** start of Source passage **

Park Commissioners Will Seek Community Input to Further Honor Scott Gallacher

The man nicknamed “Park Daddy” left a legacy that will live on for generations. Many locals want to ensure his real name is never forgotten.


At the Key Pen Park board of commissioners meeting December 14, the board responded to an earlier proposal presented by a group of community leaders. 

Locals Phil Bauer, Frank Dibiase, Frank Garratt, Bruce Macdonald, Jeff Minch, Jud Morris and Todd Rosenbach joined forces in November to deliver an unexpected pitch to park commissioners — to revise the name of Gateway Park or 360 Trails to include the name of Scott Gallacher, former Key Pen Parks executive director, who died unexpectedly at work April 30, 2020. 

Jud Morris, retired manager of Children’s Home Society of Washington Key Peninsula Family Resource Center, cited the growth of Key Pen Parks since his own arrival in 2006. He listed the Home Park and playground, the playground and pavilion at Key Peninsula Civic Center, 360 Trails, Maple Hollow, Gateway Park (and its splash pad), and the paved walkaround at Volunteer Park. 

“The tremendous growth was very dynamic and one of the people mainly responsible for this was Scott Gallacher,” Morris said. “He had a vision, he had a focus, he had an energy and a dedication that I think is also reflective of this board.” 

Morris acknowledged the installation of a memorial bench bearing Gallacher’s name at Volunteer Park as well as a memorial plaque near the splash pad at Gateway Park, but said the group he came with felt there should be greater recognition for what Gallacher brought to the Key Peninsula.

“We’d like to recommend that you pass a motion to change the name from Gateway Park to the Scott Gallacher Gateway Park or Scott Gallacher 360 Park,” he said. “The bottom line is he couldn’t have done it without your support. And I don’t think you could have done it without him.” 

Frank Dibiase said he recalled Home Park being a junkyard when he and his wife came to live here. “Our girls took advantage of baseball and t-ball out here. The district has grown and adds so much to the quality of life out here.” 

Dibiase praised Gallacher’s ability to represent the need for recreation in his grant proposals to funders.

** end of Source passage **
** start of Extracted information **

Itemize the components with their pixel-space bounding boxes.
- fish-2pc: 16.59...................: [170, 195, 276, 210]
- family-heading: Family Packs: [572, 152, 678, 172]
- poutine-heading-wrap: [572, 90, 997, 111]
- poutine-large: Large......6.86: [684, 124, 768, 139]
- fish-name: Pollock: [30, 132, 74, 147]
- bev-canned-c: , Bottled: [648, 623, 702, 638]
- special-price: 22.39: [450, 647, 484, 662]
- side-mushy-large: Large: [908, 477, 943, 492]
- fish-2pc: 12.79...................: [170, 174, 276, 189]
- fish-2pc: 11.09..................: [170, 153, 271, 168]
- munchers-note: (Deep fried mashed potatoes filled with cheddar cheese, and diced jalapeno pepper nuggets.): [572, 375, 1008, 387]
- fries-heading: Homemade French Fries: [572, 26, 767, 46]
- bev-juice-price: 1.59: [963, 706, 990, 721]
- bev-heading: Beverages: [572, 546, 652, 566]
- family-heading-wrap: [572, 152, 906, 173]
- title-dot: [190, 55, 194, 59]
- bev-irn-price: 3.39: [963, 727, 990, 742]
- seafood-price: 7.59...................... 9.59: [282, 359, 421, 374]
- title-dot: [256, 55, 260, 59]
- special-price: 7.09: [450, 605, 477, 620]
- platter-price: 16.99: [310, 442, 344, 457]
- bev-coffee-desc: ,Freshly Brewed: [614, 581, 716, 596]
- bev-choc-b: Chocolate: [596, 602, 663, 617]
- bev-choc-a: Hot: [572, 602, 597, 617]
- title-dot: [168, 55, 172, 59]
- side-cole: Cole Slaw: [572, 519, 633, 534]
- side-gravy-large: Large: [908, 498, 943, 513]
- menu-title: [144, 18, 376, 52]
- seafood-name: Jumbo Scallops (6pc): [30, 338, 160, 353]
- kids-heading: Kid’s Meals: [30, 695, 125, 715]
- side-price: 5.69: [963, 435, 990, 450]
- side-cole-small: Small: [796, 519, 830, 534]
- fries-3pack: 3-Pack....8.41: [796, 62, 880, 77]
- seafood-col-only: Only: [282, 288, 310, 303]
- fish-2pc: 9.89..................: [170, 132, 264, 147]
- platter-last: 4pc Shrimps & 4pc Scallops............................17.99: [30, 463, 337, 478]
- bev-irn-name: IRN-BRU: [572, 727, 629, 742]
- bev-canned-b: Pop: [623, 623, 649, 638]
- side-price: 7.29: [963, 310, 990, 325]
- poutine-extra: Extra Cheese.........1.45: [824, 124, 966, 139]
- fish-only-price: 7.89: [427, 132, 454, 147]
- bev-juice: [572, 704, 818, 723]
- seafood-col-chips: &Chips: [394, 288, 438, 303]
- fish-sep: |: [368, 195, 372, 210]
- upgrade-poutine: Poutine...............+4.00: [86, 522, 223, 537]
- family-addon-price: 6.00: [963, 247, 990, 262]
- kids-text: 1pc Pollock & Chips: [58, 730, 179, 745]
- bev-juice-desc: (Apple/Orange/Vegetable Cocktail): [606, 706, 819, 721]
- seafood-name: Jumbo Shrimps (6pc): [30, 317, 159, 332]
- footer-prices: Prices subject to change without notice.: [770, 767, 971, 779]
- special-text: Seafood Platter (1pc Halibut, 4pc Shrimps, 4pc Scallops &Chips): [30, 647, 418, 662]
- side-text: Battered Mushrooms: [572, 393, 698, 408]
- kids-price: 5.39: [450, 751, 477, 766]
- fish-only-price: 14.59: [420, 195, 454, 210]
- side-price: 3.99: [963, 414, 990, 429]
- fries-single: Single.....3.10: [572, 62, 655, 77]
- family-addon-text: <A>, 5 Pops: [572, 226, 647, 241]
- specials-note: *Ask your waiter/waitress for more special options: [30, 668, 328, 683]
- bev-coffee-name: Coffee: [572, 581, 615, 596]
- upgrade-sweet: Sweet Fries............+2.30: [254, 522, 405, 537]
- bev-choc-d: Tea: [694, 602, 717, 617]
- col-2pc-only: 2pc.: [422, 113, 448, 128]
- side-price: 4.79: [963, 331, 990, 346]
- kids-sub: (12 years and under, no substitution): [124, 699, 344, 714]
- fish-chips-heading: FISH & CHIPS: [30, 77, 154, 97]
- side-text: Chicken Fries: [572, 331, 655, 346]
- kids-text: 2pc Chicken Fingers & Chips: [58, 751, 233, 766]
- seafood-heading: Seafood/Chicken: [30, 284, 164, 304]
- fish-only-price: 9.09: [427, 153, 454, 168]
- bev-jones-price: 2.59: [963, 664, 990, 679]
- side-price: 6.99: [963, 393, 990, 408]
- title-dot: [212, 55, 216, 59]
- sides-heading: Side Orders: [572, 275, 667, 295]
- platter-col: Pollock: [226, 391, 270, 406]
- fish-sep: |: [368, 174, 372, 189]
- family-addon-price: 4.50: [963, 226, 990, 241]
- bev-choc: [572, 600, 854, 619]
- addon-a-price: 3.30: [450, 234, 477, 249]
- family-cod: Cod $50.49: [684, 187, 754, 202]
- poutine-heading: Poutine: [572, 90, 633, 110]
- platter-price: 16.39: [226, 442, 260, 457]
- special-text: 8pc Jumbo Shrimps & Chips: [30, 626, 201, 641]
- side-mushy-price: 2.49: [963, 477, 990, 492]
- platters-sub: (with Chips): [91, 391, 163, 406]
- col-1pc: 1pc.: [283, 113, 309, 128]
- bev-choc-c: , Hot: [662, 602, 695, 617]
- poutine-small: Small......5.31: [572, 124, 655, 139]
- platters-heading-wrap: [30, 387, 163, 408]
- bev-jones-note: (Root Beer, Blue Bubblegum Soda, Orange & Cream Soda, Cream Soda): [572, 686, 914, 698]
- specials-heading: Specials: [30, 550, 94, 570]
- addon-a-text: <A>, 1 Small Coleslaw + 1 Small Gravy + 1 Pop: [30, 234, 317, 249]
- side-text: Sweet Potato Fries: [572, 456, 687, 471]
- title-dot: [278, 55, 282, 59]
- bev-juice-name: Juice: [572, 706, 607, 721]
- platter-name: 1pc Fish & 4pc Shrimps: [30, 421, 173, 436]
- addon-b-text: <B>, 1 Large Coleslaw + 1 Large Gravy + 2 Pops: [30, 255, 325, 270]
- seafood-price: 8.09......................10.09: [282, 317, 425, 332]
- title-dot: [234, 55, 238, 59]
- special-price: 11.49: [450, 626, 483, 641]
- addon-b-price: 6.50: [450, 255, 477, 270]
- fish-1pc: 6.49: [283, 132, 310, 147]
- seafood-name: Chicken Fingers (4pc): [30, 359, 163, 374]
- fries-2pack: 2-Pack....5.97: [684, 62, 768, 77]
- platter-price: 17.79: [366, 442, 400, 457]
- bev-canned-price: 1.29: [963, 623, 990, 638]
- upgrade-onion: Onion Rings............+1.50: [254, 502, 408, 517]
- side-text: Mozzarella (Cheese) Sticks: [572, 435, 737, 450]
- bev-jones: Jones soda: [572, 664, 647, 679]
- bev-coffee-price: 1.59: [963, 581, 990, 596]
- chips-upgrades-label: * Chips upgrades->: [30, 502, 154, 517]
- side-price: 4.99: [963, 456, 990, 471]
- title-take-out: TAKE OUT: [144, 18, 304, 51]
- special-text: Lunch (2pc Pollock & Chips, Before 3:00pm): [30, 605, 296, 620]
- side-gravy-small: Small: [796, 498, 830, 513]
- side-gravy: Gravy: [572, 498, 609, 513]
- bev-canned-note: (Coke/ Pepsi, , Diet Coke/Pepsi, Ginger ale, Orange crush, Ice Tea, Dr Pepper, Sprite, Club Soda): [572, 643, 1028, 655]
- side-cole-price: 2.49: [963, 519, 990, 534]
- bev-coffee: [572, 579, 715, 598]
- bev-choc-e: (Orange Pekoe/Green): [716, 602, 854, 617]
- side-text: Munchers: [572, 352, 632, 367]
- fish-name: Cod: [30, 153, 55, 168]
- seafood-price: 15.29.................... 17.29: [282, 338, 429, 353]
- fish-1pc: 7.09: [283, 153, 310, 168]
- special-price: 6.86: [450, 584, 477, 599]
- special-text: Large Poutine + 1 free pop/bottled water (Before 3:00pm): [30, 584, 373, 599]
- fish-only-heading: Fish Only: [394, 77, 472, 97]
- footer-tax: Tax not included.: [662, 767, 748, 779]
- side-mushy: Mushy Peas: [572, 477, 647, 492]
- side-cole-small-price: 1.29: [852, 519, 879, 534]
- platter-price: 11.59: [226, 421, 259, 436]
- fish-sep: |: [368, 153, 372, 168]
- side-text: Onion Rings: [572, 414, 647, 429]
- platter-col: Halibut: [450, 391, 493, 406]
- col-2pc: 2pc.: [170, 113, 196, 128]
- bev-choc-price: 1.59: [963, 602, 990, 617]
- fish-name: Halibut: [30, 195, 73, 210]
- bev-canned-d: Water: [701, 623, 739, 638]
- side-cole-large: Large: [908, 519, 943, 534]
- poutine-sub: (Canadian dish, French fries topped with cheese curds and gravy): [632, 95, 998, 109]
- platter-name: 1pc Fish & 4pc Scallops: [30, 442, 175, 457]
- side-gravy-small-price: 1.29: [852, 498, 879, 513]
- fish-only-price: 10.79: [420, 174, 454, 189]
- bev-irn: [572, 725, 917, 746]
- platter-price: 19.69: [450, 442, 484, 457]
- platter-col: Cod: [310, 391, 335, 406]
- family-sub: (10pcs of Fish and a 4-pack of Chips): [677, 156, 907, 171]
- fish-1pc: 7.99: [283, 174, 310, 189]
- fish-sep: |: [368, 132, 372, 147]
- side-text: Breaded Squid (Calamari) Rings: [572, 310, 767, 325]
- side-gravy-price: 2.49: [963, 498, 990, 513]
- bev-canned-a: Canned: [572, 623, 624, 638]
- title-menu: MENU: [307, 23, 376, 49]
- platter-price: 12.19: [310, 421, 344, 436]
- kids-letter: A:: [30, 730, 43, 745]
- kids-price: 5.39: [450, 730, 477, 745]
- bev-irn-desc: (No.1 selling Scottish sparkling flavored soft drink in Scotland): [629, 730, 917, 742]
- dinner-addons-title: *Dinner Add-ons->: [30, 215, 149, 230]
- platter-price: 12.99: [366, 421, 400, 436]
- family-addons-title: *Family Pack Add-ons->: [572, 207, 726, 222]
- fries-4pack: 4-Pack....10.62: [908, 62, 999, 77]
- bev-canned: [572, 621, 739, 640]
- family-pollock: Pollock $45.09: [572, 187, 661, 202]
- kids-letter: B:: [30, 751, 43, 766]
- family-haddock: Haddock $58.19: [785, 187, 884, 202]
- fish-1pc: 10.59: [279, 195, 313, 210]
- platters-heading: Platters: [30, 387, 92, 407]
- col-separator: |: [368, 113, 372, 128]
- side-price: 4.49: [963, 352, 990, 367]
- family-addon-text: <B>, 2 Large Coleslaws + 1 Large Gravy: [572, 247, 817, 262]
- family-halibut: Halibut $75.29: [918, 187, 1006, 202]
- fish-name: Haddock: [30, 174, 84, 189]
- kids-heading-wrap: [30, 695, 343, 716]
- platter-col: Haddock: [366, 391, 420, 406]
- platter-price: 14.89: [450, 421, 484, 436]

** end of Extracted information **

Exercises:
1. Answer these questions about the article on honoring Scott Gallacher:
(a) On what date did Gallacher die?
(b) In what year did Jud Morris arrive?
(c) What did Frank Dibiase recall Home Park being when he and his wife came to live there?
2. Duplicate everything in the Gallacher article from "Locals Phil Bauer, Frank" down to "April 30, 2020.".
3. Pick up the article on honoring Scott Gallacher after its last sentence and keep writing it.
The data items are material separate from the article about honoring Scott Gallacher.

The answers:
1.
(a) April 30, 2020
(b) 2006
(c) A junkyard

2.
Locals Phil Bauer, Frank Dibiase, Frank Garratt, Bruce Macdonald, Jeff Minch, Jud Morris and Todd Rosenbach joined forces in November to deliver an unexpected pitch to park commissioners — to revise the name of Gateway Park or 360 Trails to include the name of Scott Gallacher, former Key Pen Parks executive director, who died unexpectedly at work April 30, 2020.

3.
“It was clear to me that Scott was very much about the community, not just being a park or executive director there for an opportunity to network.” 

Todd Rosenbach said, “I think he was the right person for the right time. He came into this organization with a ton of energy, as you all know, and could even be strident as a bull in a china shop. But it was that dynamism and energy that made him special, and it also made him really a Key Peninsulan. 

“I think Scott brought a unique spirit that I think we all have. And it comes out at the best of times for all of us,” Rosenbach said. “I know it’s a tough thing to do — to name a park after one person — but I think it’s a really unique situation we have here.” 

Commissioner Ed Robison said that when the naming policy was developed about 10 years ago, it was Gallacher who emphasized he did not want parks named for people but for geographic areas. 

“But in our naming policy what we can do is name the facilities for individuals, so maybe the spray park itself,” Robison said. “We should go in the spirit of what Scott wanted.” 

Reading the policy aloud, Commissioner Shawn Jensen said it stated that suggestions for names of any park or public facility solicited from the general public, individuals and organizations, from park personnel, or the board of commissioners, shall not be excluded from consideration. 

Executive Director Tracey Perkosky told commissioners she thought her office would likely begin to encourage public input in the new year.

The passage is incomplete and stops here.